* _EXERCISE AIM_
Rewrite the part of the rows that begins with the line containing "legend-item: Qwen2.5-VL-7B-Instruct (930, 111, 1233, 135)" and ends with the line containing "series-3 (396, 90, 1260, 806)" as a Markdown table with the columns Position and Text. Omit blank lines.

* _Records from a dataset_
** BEGIN **
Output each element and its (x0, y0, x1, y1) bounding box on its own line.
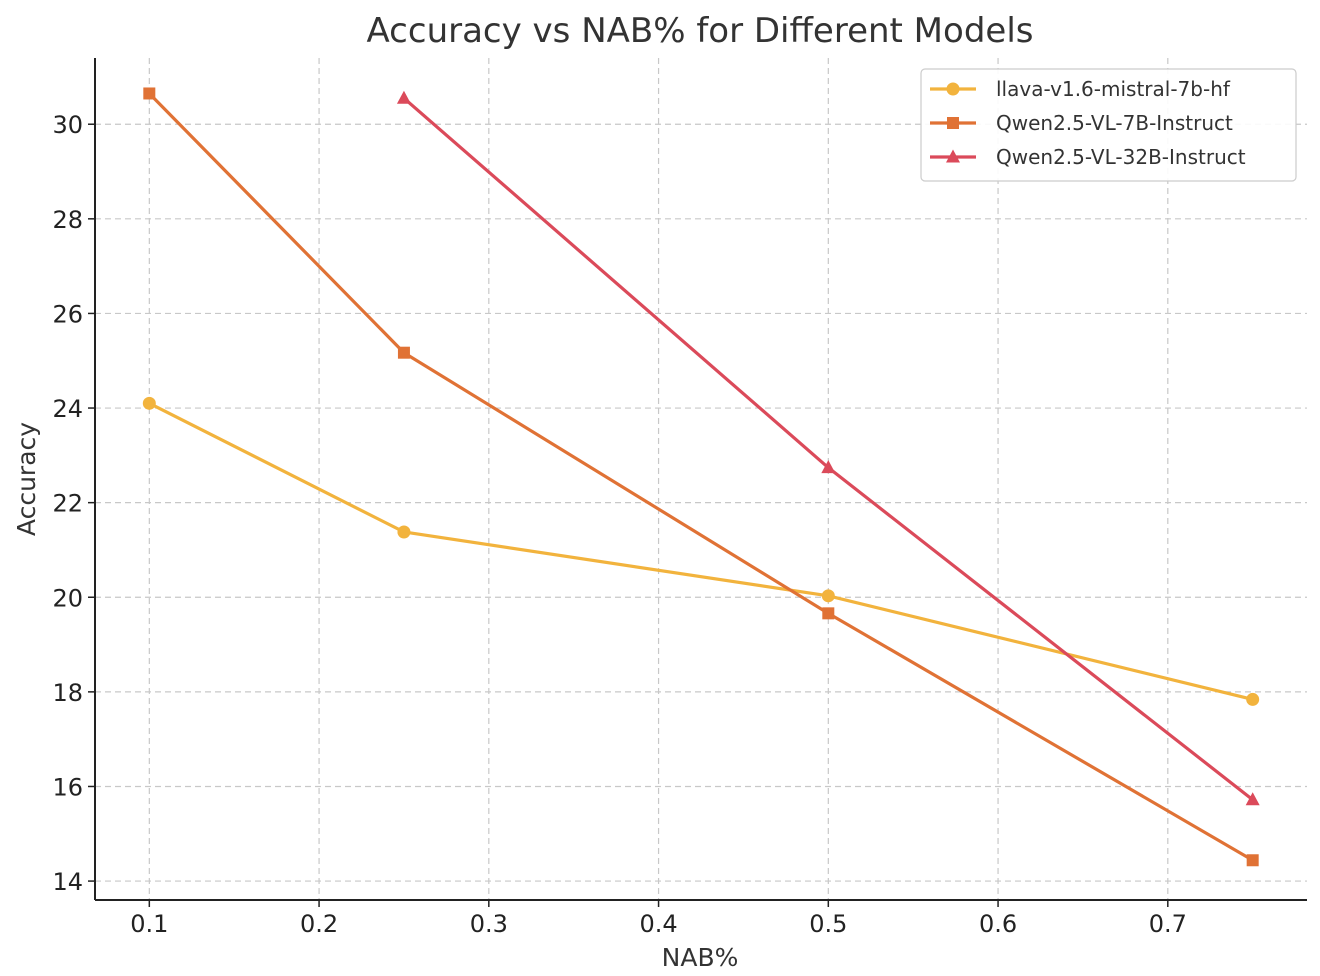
legend-item: Qwen2.5-VL-7B-Instruct (930, 111, 1233, 135)
series-line (148, 401, 1254, 701)
y-tick-label: 24 (52, 395, 83, 423)
data-point (397, 525, 411, 539)
y-tick-label: 20 (52, 584, 83, 612)
data-point (822, 607, 835, 620)
data-point (143, 87, 156, 100)
chart-title: Accuracy vs NAB% for Different Models (367, 11, 1034, 51)
data-point (397, 346, 410, 359)
x-tick-label: 0.3 (470, 910, 508, 938)
x-tick-label: 0.5 (809, 910, 847, 938)
data-point (396, 90, 411, 104)
data-point (1246, 692, 1260, 706)
legend-label: llava-v1.6-mistral-7b-hf (996, 77, 1231, 101)
x-tick-label: 0.4 (639, 910, 677, 938)
legend-label: Qwen2.5-VL-32B-Instruct (996, 145, 1246, 169)
y-tick-label: 16 (52, 773, 83, 801)
axes (94, 58, 1307, 901)
series-3 (396, 90, 1260, 806)
series-2 (143, 87, 1259, 867)
y-axis-label: Accuracy (12, 422, 41, 536)
y-tick-label: 22 (52, 490, 83, 518)
axis-ticks: 0.1 0.2 0.3 0.4 0.5 0.6 0.7 14 16 18 20 22 24 26 28 30 (52, 111, 1186, 938)
data-point (142, 396, 156, 410)
data-point (821, 460, 836, 474)
x-tick-label: 0.6 (979, 910, 1017, 938)
y-tick-label: 26 (52, 300, 83, 328)
x-tick-label: 0.1 (130, 910, 168, 938)
legend-label: Qwen2.5-VL-7B-Instruct (996, 111, 1233, 135)
legend-item: Qwen2.5-VL-32B-Instruct (930, 145, 1246, 169)
series-layer (142, 87, 1260, 867)
x-tick-label: 0.2 (300, 910, 338, 938)
legend-marker (946, 82, 960, 96)
y-tick-label: 18 (52, 679, 83, 707)
legend-marker (946, 149, 960, 163)
legend-item: llava-v1.6-mistral-7b-hf (930, 77, 1231, 101)
series-1 (142, 396, 1260, 706)
data-point (1245, 792, 1260, 806)
x-tick-label: 0.7 (1149, 910, 1187, 938)
data-point (1246, 854, 1259, 867)
y-tick-label: 30 (52, 111, 83, 139)
y-tick-label: 14 (52, 868, 83, 896)
x-axis-label: NAB% (662, 943, 739, 972)
series-line (148, 92, 1254, 862)
y-tick-label: 28 (52, 206, 83, 234)
data-point (821, 589, 835, 603)
legend-marker (947, 117, 959, 129)
grid-lines (95, 58, 1307, 900)
legend: llava-v1.6-mistral-7b-hf Qwen2.5-VL-7B-In… (920, 68, 1297, 182)
legend-box (920, 68, 1297, 182)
** END **
* _CORRECT ANSWER_
| Position | Text |
|---|---|
| 1 | legend-item: Qwen2.5-VL-7B-Instruct (930, 111, 1233, 135) |
| 2 | series-line (148, 401, 1254, 701) |
| 3 | y-tick-label: 24 (52, 395, 83, 423) |
| 4 | data-point (397, 525, 411, 539) |
| 5 | y-tick-label: 20 (52, 584, 83, 612) |
| 6 | data-point (822, 607, 835, 620) |
| 7 | data-point (143, 87, 156, 100) |
| 8 | chart-title: Accuracy vs NAB% for Different Models (367, 11, 1034, 51) |
| 9 | data-point (397, 346, 410, 359) |
| 10 | x-tick-label: 0.3 (470, 910, 508, 938) |
| 11 | x-tick-label: 0.5 (809, 910, 847, 938) |
| 12 | data-point (396, 90, 411, 104) |
| 13 | data-point (1246, 692, 1260, 706) |
| 14 | legend-label: llava-v1.6-mistral-7b-hf (996, 77, 1231, 101) |
| 15 | x-tick-label: 0.4 (639, 910, 677, 938) |
| 16 | legend-label: Qwen2.5-VL-32B-Instruct (996, 145, 1246, 169) |
| 17 | y-tick-label: 16 (52, 773, 83, 801) |
| 18 | axes (94, 58, 1307, 901) |
| 19 | series-3 (396, 90, 1260, 806) |